» TASK PROMPT: Would you restate all the data that follows, word for word?

[Saved data entries]
◆ ◆ ◆

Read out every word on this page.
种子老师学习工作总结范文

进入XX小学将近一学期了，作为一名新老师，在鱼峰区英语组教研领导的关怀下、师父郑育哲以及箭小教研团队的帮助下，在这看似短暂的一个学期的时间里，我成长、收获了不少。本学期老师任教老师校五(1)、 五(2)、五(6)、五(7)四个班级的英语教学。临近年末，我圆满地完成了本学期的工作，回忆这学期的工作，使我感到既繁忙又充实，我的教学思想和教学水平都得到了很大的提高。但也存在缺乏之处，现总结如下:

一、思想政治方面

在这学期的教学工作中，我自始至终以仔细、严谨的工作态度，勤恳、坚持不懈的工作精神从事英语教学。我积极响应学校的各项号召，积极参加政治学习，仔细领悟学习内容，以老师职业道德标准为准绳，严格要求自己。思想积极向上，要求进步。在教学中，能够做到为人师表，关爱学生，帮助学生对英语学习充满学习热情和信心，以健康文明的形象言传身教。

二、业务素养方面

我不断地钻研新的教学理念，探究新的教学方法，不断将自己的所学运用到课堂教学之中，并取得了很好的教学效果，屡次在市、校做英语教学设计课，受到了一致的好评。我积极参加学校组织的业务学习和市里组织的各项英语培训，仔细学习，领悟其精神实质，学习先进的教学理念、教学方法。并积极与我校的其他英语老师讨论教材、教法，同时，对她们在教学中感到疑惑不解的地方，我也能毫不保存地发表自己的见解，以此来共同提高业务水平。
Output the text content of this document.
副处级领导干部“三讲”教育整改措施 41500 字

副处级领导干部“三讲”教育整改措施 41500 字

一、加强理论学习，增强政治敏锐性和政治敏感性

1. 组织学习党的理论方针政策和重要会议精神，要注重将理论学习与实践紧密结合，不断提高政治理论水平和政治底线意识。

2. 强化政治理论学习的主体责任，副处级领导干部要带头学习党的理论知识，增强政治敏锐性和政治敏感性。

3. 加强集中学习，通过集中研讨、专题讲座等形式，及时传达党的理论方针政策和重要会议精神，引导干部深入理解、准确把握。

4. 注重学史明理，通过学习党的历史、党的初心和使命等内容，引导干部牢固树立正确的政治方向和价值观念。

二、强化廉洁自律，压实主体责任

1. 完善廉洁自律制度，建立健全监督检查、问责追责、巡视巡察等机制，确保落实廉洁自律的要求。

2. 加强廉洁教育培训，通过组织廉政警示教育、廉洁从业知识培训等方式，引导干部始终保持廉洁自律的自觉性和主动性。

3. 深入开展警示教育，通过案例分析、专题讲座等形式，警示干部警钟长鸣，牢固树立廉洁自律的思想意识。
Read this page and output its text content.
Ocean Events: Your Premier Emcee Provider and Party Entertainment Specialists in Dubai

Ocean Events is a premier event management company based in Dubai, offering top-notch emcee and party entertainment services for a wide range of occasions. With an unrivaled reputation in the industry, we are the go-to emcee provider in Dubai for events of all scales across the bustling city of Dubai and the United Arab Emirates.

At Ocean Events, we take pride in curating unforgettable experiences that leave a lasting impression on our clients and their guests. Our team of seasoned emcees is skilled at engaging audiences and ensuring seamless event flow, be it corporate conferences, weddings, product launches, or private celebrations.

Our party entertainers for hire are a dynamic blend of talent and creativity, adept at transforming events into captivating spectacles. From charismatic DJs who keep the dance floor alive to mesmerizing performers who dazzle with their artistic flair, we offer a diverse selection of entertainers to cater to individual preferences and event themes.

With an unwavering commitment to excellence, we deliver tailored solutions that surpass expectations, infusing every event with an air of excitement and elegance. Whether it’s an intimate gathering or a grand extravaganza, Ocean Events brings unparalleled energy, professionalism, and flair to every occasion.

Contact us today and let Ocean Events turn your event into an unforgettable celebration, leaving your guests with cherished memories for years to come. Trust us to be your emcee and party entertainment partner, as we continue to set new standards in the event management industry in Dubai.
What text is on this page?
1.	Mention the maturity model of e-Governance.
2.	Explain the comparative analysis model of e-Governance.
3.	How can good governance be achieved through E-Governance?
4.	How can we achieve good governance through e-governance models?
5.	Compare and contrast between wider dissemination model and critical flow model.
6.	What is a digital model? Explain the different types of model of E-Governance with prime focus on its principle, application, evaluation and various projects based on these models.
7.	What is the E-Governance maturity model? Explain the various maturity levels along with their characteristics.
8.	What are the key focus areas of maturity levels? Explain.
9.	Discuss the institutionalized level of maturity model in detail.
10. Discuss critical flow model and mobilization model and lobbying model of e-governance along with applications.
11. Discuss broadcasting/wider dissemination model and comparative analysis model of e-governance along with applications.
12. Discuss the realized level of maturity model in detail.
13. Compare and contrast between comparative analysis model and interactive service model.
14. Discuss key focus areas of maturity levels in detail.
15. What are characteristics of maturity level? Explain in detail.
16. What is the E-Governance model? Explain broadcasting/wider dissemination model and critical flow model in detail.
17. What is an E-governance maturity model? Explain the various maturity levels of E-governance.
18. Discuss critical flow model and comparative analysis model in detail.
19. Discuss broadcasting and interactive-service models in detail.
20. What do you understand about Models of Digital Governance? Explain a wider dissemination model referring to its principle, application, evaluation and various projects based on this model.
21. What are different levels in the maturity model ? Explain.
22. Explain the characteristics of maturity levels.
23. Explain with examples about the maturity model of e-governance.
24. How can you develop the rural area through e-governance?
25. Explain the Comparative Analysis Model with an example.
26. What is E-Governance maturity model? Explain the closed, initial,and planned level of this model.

◆ ◆ ◆

» REPLY:
Read out every word on this page.
种子老师学习工作总结范文

进入XX小学将近一学期了，作为一名新老师，在鱼峰区英语组教研领导的关怀下、师父郑育哲以及箭小教研团队的帮助下，在这看似短暂的一个学期的时间里，我成长、收获了不少。本学期老师任教老师校五(1)、 五(2)、五(6)、五(7)四个班级的英语教学。临近年末，我圆满地完成了本学期的工作，回忆这学期的工作，使我感到既繁忙又充实，我的教学思想和教学水平都得到了很大的提高。但也存在缺乏之处，现总结如下:

一、思想政治方面

在这学期的教学工作中，我自始至终以仔细、严谨的工作态度，勤恳、坚持不懈的工作精神从事英语教学。我积极响应学校的各项号召，积极参加政治学习，仔细领悟学习内容，以老师职业道德标准为准绳，严格要求自己。思想积极向上，要求进步。在教学中，能够做到为人师表，关爱学生，帮助学生对英语学习充满学习热情和信心，以健康文明的形象言传身教。

二、业务素养方面

我不断地钻研新的教学理念，探究新的教学方法，不断将自己的所学运用到课堂教学之中，并取得了很好的教学效果，屡次在市、校做英语教学设计课，受到了一致的好评。我积极参加学校组织的业务学习和市里组织的各项英语培训，仔细学习，领悟其精神实质，学习先进的教学理念、教学方法。并积极与我校的其他英语老师讨论教材、教法，同时，对她们在教学中感到疑惑不解的地方，我也能毫不保存地发表自己的见解，以此来共同提高业务水平。
Output the text content of this document.
副处级领导干部“三讲”教育整改措施 41500 字

副处级领导干部“三讲”教育整改措施 41500 字

一、加强理论学习，增强政治敏锐性和政治敏感性

1. 组织学习党的理论方针政策和重要会议精神，要注重将理论学习与实践紧密结合，不断提高政治理论水平和政治底线意识。

2. 强化政治理论学习的主体责任，副处级领导干部要带头学习党的理论知识，增强政治敏锐性和政治敏感性。

3. 加强集中学习，通过集中研讨、专题讲座等形式，及时传达党的理论方针政策和重要会议精神，引导干部深入理解、准确把握。

4. 注重学史明理，通过学习党的历史、党的初心和使命等内容，引导干部牢固树立正确的政治方向和价值观念。

二、强化廉洁自律，压实主体责任

1. 完善廉洁自律制度，建立健全监督检查、问责追责、巡视巡察等机制，确保落实廉洁自律的要求。

2. 加强廉洁教育培训，通过组织廉政警示教育、廉洁从业知识培训等方式，引导干部始终保持廉洁自律的自觉性和主动性。

3. 深入开展警示教育，通过案例分析、专题讲座等形式，警示干部警钟长鸣，牢固树立廉洁自律的思想意识。
Read this page and output its text content.
Ocean Events: Your Premier Emcee Provider and Party Entertainment Specialists in Dubai

Ocean Events is a premier event management company based in Dubai, offering top-notch emcee and party entertainment services for a wide range of occasions. With an unrivaled reputation in the industry, we are the go-to emcee provider in Dubai for events of all scales across the bustling city of Dubai and the United Arab Emirates.

At Ocean Events, we take pride in curating unforgettable experiences that leave a lasting impression on our clients and their guests. Our team of seasoned emcees is skilled at engaging audiences and ensuring seamless event flow, be it corporate conferences, weddings, product launches, or private celebrations.

Our party entertainers for hire are a dynamic blend of talent and creativity, adept at transforming events into captivating spectacles. From charismatic DJs who keep the dance floor alive to mesmerizing performers who dazzle with their artistic flair, we offer a diverse selection of entertainers to cater to individual preferences and event themes.

With an unwavering commitment to excellence, we deliver tailored solutions that surpass expectations, infusing every event with an air of excitement and elegance. Whether it’s an intimate gathering or a grand extravaganza, Ocean Events brings unparalleled energy, professionalism, and flair to every occasion.

Contact us today and let Ocean Events turn your event into an unforgettable celebration, leaving your guests with cherished memories for years to come. Trust us to be your emcee and party entertainment partner, as we continue to set new standards in the event management industry in Dubai.
What text is on this page?
1.	Mention the maturity model of e-Governance.
2.	Explain the comparative analysis model of e-Governance.
3.	How can good governance be achieved through E-Governance?
4.	How can we achieve good governance through e-governance models?
5.	Compare and contrast between wider dissemination model and critical flow model.
6.	What is a digital model? Explain the different types of model of E-Governance with prime focus on its principle, application, evaluation and various projects based on these models.
7.	What is the E-Governance maturity model? Explain the various maturity levels along with their characteristics.
8.	What are the key focus areas of maturity levels? Explain.
9.	Discuss the institutionalized level of maturity model in detail.
10. Discuss critical flow model and mobilization model and lobbying model of e-governance along with applications.
11. Discuss broadcasting/wider dissemination model and comparative analysis model of e-governance along with applications.
12. Discuss the realized level of maturity model in detail.
13. Compare and contrast between comparative analysis model and interactive service model.
14. Discuss key focus areas of maturity levels in detail.
15. What are characteristics of maturity level? Explain in detail.
16. What is the E-Governance model? Explain broadcasting/wider dissemination model and critical flow model in detail.
17. What is an E-governance maturity model? Explain the various maturity levels of E-governance.
18. Discuss critical flow model and comparative analysis model in detail.
19. Discuss broadcasting and interactive-service models in detail.
20. What do you understand about Models of Digital Governance? Explain a wider dissemination model referring to its principle, application, evaluation and various projects based on this model.
21. What are different levels in the maturity model ? Explain.
22. Explain the characteristics of maturity levels.
23. Explain with examples about the maturity model of e-governance.
24. How can you develop the rural area through e-governance?
25. Explain the Comparative Analysis Model with an example.
26. What is E-Governance maturity model? Explain the closed, initial,and planned level of this model.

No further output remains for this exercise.